◆ **TASK STATEMENT**
State only how many lines contain the string "System".

◆ **INPUT ROWS**
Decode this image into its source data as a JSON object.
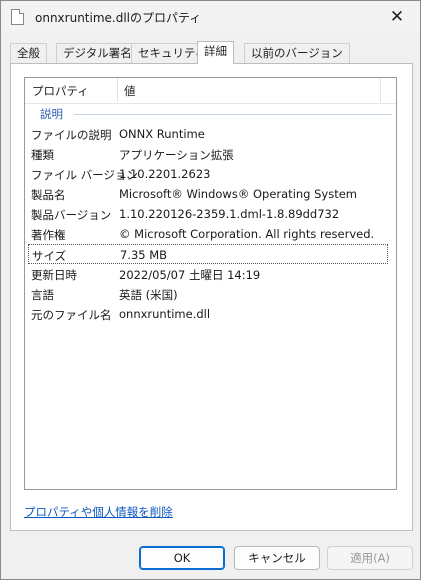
{
  "window": {
    "title": "onnxruntime.dllのプロパティ",
    "close_glyph": "✕"
  },
  "tabs": [
    {
      "label": "全般",
      "active": false
    },
    {
      "label": "デジタル署名",
      "active": false
    },
    {
      "label": "セキュリティ",
      "active": false
    },
    {
      "label": "詳細",
      "active": true
    },
    {
      "label": "以前のバージョン",
      "active": false
    }
  ],
  "details": {
    "headers": {
      "property": "プロパティ",
      "value": "値"
    },
    "group_label": "説明",
    "rows": [
      {
        "key": "ファイルの説明",
        "value": "ONNX Runtime"
      },
      {
        "key": "種類",
        "value": "アプリケーション拡張"
      },
      {
        "key": "ファイル バージョン",
        "value": "1.10.2201.2623"
      },
      {
        "key": "製品名",
        "value": "Microsoft® Windows® Operating System"
      },
      {
        "key": "製品バージョン",
        "value": "1.10.220126-2359.1.dml-1.8.89dd732"
      },
      {
        "key": "著作権",
        "value": "© Microsoft Corporation. All rights reserved."
      },
      {
        "key": "サイズ",
        "value": "7.35 MB"
      },
      {
        "key": "更新日時",
        "value": "2022/05/07 土曜日 14:19"
      },
      {
        "key": "言語",
        "value": "英語 (米国)"
      },
      {
        "key": "元のファイル名",
        "value": "onnxruntime.dll"
      }
    ]
  },
  "link_label": "プロパティや個人情報を削除",
  "buttons": {
    "ok": "OK",
    "cancel": "キャンセル",
    "apply": "適用(A)"
  }
}
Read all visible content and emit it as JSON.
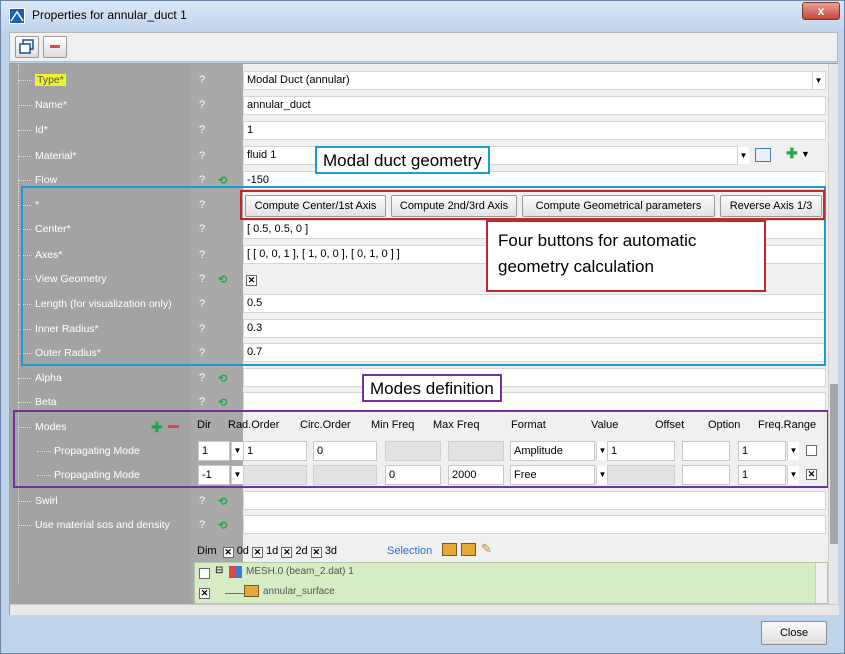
{
  "window": {
    "title": "Properties for annular_duct 1",
    "close_glyph": "x"
  },
  "rows": [
    {
      "label": "Type*",
      "q": "?",
      "value": "Modal Duct (annular)"
    },
    {
      "label": "Name*",
      "q": "?",
      "value": "annular_duct"
    },
    {
      "label": "Id*",
      "q": "?",
      "value": "1"
    },
    {
      "label": "Material*",
      "q": "?",
      "value": "fluid 1"
    },
    {
      "label": "Flow",
      "q": "?",
      "value": "-150"
    },
    {
      "label": "*",
      "q": "?",
      "value": ""
    },
    {
      "label": "Center*",
      "q": "?",
      "value": "[ 0.5, 0.5, 0 ]"
    },
    {
      "label": "Axes*",
      "q": "?",
      "value": "[ [ 0, 0, 1 ], [ 1, 0, 0 ], [ 0, 1, 0 ] ]"
    },
    {
      "label": "View Geometry",
      "q": "?",
      "value": ""
    },
    {
      "label": "Length (for visualization only)",
      "q": "?",
      "value": "0.5"
    },
    {
      "label": "Inner Radius*",
      "q": "?",
      "value": "0.3"
    },
    {
      "label": "Outer Radius*",
      "q": "?",
      "value": "0.7"
    },
    {
      "label": "Alpha",
      "q": "?",
      "value": ""
    },
    {
      "label": "Beta",
      "q": "?",
      "value": ""
    },
    {
      "label": "Modes",
      "q": "",
      "value": ""
    },
    {
      "label": "Propagating Mode",
      "q": "",
      "value": ""
    },
    {
      "label": "Propagating Mode",
      "q": "",
      "value": ""
    },
    {
      "label": "Swirl",
      "q": "?",
      "value": ""
    },
    {
      "label": "Use material sos and density",
      "q": "?",
      "value": ""
    }
  ],
  "compute_buttons": [
    "Compute Center/1st Axis",
    "Compute 2nd/3rd Axis",
    "Compute Geometrical parameters",
    "Reverse Axis 1/3"
  ],
  "modes": {
    "headers": [
      "Dir",
      "Rad.Order",
      "Circ.Order",
      "Min Freq",
      "Max Freq",
      "Format",
      "Value",
      "Offset",
      "Option",
      "Freq.Range"
    ],
    "row1": {
      "dir": "1",
      "rad": "1",
      "circ": "0",
      "format": "Amplitude",
      "value": "1",
      "option": "1"
    },
    "row2": {
      "dir": "-1",
      "min": "0",
      "max": "2000",
      "format": "Free",
      "option": "1"
    }
  },
  "dim": {
    "label": "Dim",
    "items": [
      "0d",
      "1d",
      "2d",
      "3d"
    ],
    "selection": "Selection"
  },
  "tree": {
    "mesh": "MESH.0 (beam_2.dat) 1",
    "surface": "annular_surface"
  },
  "annotations": {
    "geometry": "Modal duct geometry",
    "buttons_line1": "Four buttons for automatic",
    "buttons_line2": "geometry calculation",
    "modes": "Modes definition"
  },
  "footer": {
    "close": "Close"
  },
  "colors": {
    "blue": "#1a9bdc",
    "red": "#c0282a",
    "purple": "#7530a0",
    "type_highlight": "#f2f230"
  }
}
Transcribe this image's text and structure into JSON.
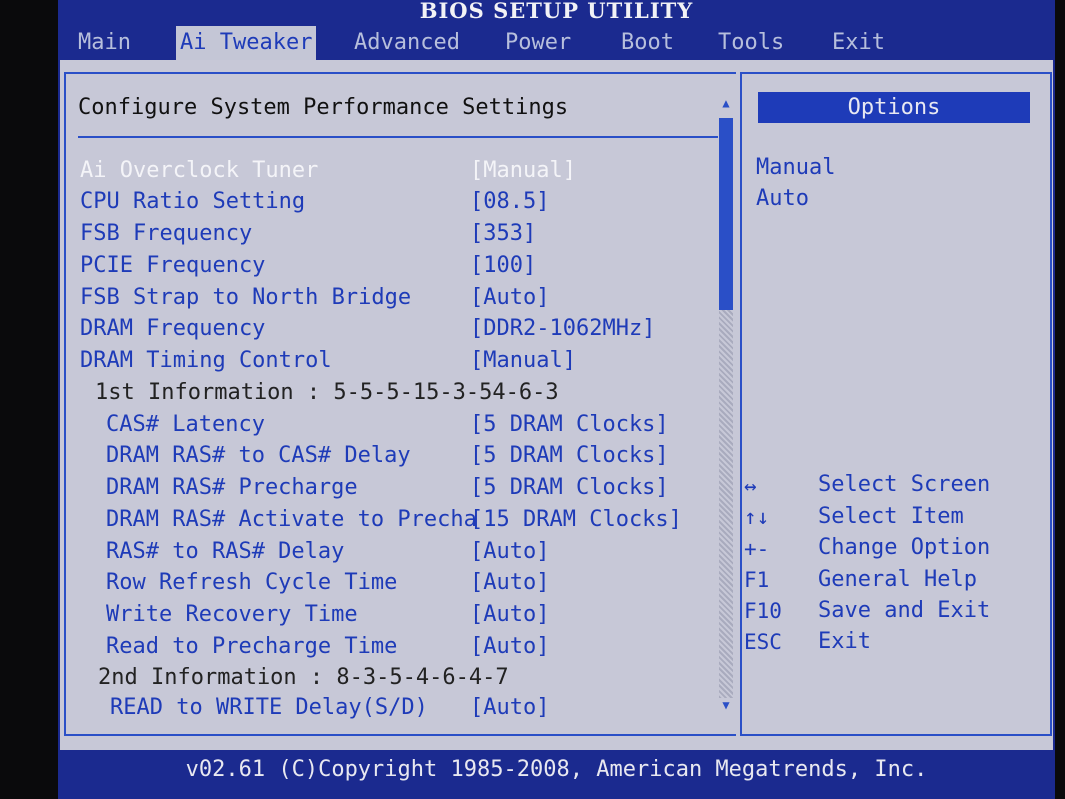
{
  "title": "BIOS SETUP UTILITY",
  "menu": [
    "Main",
    "Ai Tweaker",
    "Advanced",
    "Power",
    "Boot",
    "Tools",
    "Exit"
  ],
  "active_menu_index": 1,
  "section_title": "Configure System Performance Settings",
  "settings": [
    {
      "label": "Ai Overclock Tuner",
      "value": "[Manual]"
    },
    {
      "label": "CPU Ratio Setting",
      "value": "[08.5]"
    },
    {
      "label": "FSB Frequency",
      "value": "[353]"
    },
    {
      "label": "PCIE Frequency",
      "value": "[100]"
    },
    {
      "label": "FSB Strap to North Bridge",
      "value": "[Auto]"
    },
    {
      "label": "DRAM Frequency",
      "value": "[DDR2-1062MHz]"
    },
    {
      "label": "DRAM Timing Control",
      "value": "[Manual]"
    },
    {
      "label": "1st Information : 5-5-5-15-3-54-6-3",
      "value": ""
    },
    {
      "label": "CAS# Latency",
      "value": "[5 DRAM Clocks]"
    },
    {
      "label": "DRAM RAS# to CAS# Delay",
      "value": "[5 DRAM Clocks]"
    },
    {
      "label": "DRAM RAS# Precharge",
      "value": "[5 DRAM Clocks]"
    },
    {
      "label": "DRAM RAS# Activate to Precha",
      "value": "[15 DRAM Clocks]"
    },
    {
      "label": "RAS# to RAS# Delay",
      "value": "[Auto]"
    },
    {
      "label": "Row Refresh Cycle Time",
      "value": "[Auto]"
    },
    {
      "label": "Write Recovery Time",
      "value": "[Auto]"
    },
    {
      "label": "Read to Precharge Time",
      "value": "[Auto]"
    },
    {
      "label": "2nd Information : 8-3-5-4-6-4-7",
      "value": ""
    },
    {
      "label": "READ to WRITE Delay(S/D)",
      "value": "[Auto]"
    }
  ],
  "options_header": "Options",
  "options": [
    "Manual",
    "Auto"
  ],
  "help_keys": [
    {
      "key": "↔",
      "desc": "Select Screen"
    },
    {
      "key": "↑↓",
      "desc": "Select Item"
    },
    {
      "key": "+-",
      "desc": "Change Option"
    },
    {
      "key": "F1",
      "desc": "General Help"
    },
    {
      "key": "F10",
      "desc": "Save and Exit"
    },
    {
      "key": "ESC",
      "desc": "Exit"
    }
  ],
  "footer": "v02.61 (C)Copyright 1985-2008, American Megatrends, Inc.",
  "colors": {
    "screen": "#1b2a8f",
    "panel": "#c7c8d7",
    "accent": "#1e3bb8",
    "selected": "#f4f4f8"
  }
}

◆ **WRITTEN SOLUTION**
2